* RECORDS SHOWN

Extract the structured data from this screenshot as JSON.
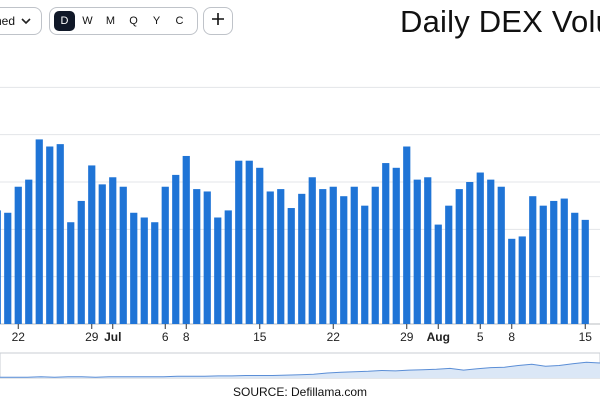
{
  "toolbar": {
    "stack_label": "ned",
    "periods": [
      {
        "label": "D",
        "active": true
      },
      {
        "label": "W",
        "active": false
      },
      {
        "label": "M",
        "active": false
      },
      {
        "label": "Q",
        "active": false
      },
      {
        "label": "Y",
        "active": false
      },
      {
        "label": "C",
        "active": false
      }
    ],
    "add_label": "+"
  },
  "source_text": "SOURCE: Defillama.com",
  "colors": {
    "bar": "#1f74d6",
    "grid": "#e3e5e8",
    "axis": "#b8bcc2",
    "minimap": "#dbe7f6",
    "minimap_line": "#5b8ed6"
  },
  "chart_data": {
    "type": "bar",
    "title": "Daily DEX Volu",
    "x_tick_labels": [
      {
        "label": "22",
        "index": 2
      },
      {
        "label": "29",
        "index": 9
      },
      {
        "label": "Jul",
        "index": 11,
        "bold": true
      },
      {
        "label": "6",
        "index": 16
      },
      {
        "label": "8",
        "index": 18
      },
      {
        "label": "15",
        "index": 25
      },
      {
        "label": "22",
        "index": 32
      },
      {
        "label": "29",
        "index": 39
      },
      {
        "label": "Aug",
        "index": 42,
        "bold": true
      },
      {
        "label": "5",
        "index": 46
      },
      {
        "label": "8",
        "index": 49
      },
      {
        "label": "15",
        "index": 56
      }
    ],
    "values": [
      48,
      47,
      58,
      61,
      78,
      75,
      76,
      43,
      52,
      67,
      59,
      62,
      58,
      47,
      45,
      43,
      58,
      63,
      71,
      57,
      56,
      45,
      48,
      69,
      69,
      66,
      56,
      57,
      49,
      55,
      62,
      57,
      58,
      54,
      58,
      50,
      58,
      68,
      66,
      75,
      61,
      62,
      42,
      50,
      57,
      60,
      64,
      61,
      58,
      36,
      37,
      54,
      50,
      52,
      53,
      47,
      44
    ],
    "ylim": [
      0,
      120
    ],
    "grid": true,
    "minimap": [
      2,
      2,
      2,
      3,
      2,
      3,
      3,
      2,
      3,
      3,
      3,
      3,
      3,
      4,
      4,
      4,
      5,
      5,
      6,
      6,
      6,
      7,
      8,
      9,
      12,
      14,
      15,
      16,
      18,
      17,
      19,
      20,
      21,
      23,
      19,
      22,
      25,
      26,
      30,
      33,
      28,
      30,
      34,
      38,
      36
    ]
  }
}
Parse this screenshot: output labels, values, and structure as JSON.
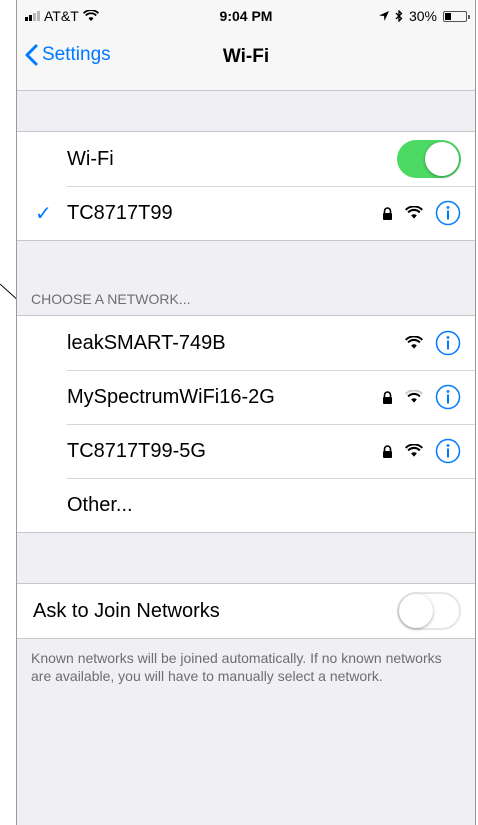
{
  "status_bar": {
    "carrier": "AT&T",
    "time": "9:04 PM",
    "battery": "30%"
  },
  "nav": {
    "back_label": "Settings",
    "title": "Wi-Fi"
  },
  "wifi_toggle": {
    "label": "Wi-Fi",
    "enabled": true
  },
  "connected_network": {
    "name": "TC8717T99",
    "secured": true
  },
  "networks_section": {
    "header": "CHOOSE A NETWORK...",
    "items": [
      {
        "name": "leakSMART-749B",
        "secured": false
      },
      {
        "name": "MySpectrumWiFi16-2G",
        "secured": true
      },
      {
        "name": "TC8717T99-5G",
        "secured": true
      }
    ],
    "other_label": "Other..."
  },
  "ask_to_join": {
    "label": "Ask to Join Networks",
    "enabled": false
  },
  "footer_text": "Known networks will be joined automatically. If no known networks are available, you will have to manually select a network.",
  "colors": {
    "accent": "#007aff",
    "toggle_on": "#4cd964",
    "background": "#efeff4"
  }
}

* * *

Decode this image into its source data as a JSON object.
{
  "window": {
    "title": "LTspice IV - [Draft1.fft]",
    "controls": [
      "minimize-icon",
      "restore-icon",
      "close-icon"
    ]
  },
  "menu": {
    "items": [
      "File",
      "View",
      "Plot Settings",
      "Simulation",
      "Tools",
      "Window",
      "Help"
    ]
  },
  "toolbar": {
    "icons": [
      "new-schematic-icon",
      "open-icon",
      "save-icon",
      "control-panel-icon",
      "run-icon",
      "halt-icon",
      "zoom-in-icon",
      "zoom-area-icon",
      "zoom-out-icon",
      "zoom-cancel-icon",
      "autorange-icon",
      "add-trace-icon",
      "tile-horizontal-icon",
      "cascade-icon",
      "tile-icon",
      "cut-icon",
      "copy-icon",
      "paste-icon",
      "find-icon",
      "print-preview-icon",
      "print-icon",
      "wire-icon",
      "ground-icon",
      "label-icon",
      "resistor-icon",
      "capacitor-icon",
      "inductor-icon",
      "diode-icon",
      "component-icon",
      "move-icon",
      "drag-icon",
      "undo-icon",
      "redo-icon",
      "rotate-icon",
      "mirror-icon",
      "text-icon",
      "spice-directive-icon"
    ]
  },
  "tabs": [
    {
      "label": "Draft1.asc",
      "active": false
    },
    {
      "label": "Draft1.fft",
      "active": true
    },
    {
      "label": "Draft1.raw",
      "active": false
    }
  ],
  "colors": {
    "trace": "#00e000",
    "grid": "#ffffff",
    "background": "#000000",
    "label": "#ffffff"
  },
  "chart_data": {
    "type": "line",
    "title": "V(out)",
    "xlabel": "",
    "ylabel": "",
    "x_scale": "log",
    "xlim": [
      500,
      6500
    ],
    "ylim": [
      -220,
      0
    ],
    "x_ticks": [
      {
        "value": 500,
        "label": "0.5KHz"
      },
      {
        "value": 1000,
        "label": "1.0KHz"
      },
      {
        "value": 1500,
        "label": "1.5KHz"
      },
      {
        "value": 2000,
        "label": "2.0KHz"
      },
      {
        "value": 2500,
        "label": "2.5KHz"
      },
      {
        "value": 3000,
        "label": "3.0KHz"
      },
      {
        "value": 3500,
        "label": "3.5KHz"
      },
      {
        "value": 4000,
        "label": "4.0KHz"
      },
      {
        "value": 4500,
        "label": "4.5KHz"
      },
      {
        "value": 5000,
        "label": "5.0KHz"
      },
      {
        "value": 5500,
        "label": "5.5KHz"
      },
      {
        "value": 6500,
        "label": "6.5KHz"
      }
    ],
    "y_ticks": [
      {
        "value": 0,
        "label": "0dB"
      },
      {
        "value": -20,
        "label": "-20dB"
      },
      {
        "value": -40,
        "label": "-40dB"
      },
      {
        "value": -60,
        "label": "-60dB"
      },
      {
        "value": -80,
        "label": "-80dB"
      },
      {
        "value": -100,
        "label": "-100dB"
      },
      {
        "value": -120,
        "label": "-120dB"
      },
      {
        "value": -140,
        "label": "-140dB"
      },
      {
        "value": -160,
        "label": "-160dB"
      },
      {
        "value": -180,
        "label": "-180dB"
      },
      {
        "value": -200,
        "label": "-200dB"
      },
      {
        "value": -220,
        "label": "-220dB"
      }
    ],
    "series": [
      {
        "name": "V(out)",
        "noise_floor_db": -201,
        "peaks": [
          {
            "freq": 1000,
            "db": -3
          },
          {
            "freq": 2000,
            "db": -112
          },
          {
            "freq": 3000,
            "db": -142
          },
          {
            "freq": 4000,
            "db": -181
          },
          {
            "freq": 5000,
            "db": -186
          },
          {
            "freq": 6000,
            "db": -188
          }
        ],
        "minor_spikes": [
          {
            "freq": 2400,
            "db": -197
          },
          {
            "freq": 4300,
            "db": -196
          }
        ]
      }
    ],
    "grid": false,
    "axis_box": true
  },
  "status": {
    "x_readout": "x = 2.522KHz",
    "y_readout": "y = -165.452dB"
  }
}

* YOUR INSTRUCTIONS
Copy out every line of the listing that contains the string "secured".

* FINAL ANSWER
    "secured": true
        "secured": false
        "secured": true
        "secured": true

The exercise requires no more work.